• PASSAGE TO READ
§

Managed Infrastructure Maintenance Operator - Milestone 1 #3571

hawkowl · 2024-05-10T08:09:47Z

Which issue this PR addresses:

Part of https://issues.redhat.com/browse/ARO-4895.

What this PR does / why we need it:

This PR is the initial feature branch for the MIMO M1 milestone.

Is there any documentation that needs to be updated for this PR?

Yes, see https://issues.redhat.com/browse/ARO-4895 .

How do you know this will function as expected in production?

Telemetry, monitoring, and documentation will need to be fleshed out. See https://issues.redhat.com/browse/ARO-4895 for details.

github-actions · 2024-05-15T16:33:33Z

Please rebase pull request.

jaitaiwan

I've started a review, and reached my ingestion limit. I'll keep reviewing later.

go.mod

pkg/api/mimodocument.go

pkg/database/mimo.go

jaitaiwan · 2024-05-23T01:05:20Z

pkg/database/mimo.go

+	if err, ok := err.(*cosmosdb.Error); ok && err.StatusCode == http.StatusConflict {
+		err.StatusCode = http.StatusPreconditionFailed
+	}


Why are we overwriting the http status condition?

§

• Dataset entries
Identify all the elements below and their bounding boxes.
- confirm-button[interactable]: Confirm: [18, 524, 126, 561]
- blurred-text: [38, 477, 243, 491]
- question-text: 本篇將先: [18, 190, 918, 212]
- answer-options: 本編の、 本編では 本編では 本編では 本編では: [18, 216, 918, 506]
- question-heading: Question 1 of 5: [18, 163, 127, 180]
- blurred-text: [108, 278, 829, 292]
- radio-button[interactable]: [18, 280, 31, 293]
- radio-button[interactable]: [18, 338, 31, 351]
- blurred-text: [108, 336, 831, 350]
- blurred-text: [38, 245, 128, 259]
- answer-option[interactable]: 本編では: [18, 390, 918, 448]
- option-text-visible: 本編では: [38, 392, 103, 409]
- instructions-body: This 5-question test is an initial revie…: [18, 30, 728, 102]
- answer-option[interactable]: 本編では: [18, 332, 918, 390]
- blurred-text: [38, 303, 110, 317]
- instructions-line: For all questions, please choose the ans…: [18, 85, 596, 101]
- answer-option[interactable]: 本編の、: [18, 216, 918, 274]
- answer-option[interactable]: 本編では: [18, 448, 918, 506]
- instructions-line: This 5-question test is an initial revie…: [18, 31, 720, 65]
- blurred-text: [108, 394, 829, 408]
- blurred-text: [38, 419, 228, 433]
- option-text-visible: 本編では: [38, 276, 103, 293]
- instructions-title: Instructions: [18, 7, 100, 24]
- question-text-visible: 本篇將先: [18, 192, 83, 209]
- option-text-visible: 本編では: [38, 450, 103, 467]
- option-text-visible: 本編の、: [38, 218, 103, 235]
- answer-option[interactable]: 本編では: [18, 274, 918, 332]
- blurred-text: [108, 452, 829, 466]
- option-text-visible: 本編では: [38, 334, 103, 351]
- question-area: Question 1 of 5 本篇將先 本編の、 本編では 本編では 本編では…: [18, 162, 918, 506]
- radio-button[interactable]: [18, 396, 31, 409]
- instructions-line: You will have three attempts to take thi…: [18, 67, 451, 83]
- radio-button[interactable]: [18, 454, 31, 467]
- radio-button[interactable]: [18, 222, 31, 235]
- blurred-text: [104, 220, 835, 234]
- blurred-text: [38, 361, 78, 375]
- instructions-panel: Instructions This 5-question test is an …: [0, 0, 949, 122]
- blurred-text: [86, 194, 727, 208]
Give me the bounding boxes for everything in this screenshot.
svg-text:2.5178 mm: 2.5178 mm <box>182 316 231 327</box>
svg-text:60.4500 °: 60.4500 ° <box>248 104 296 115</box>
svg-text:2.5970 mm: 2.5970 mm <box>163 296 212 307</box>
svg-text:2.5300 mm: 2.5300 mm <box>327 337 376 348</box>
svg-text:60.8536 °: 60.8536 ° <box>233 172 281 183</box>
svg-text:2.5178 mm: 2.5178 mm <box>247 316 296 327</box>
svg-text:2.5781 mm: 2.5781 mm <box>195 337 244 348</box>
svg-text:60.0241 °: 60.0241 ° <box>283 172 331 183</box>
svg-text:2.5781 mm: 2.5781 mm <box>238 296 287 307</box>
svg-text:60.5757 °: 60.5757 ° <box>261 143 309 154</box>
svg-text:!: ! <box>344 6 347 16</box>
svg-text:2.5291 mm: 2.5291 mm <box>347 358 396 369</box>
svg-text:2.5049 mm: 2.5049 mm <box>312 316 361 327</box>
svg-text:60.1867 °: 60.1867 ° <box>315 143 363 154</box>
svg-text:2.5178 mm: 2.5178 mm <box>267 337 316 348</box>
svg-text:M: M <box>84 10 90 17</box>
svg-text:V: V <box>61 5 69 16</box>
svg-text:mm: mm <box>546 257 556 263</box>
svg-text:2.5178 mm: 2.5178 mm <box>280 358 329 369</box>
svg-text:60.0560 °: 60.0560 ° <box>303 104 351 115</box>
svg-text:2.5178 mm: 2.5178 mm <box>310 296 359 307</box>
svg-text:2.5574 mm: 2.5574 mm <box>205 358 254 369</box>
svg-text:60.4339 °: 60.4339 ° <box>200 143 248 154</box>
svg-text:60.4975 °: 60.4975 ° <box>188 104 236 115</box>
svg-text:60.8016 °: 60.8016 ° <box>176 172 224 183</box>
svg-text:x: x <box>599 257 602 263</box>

§

• REQUIRED TASK
According to the pull request thread above, what is this PR for?

• SOLVED EXERCISE
It is the initial feature branch for the MIMO M1 milestone.